What is asked
From the entries below, copy every line holding the word "JSON".

Extracted records
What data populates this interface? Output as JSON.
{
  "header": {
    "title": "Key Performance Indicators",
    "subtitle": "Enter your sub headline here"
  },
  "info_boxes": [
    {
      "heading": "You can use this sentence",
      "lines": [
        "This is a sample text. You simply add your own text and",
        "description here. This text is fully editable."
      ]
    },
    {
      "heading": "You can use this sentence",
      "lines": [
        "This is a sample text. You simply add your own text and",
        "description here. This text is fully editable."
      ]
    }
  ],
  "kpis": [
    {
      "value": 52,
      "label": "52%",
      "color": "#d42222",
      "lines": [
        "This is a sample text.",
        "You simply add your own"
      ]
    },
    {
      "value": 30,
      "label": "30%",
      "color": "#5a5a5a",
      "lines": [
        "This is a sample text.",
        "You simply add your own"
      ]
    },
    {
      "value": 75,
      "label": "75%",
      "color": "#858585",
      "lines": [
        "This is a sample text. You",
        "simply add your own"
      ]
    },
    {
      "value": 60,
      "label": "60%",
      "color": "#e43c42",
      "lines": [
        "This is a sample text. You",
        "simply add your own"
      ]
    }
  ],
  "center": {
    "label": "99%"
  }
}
* * *
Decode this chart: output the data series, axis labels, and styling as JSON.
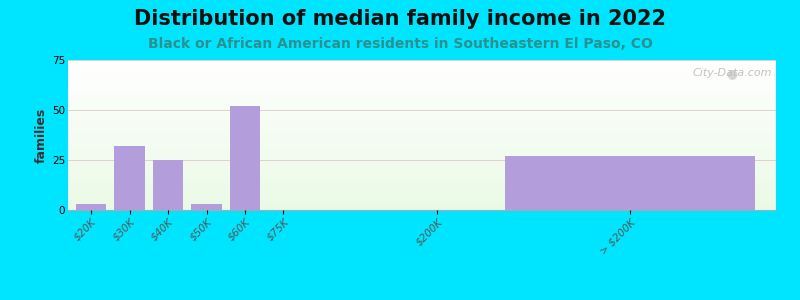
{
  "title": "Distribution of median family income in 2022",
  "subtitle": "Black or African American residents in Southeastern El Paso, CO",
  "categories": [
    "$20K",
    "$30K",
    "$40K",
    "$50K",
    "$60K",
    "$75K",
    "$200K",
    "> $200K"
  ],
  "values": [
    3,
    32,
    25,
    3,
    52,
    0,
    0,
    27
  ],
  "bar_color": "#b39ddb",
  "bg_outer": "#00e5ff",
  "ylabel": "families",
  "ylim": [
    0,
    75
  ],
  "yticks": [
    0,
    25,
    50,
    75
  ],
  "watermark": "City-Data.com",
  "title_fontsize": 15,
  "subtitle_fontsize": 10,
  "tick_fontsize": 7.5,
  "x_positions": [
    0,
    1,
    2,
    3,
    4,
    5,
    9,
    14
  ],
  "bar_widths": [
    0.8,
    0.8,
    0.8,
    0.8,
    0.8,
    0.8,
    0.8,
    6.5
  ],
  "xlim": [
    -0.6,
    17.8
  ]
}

The solution
What data populates this interface? Output as JSON.
Decode this chart: output the data series, axis labels, and styling as JSON.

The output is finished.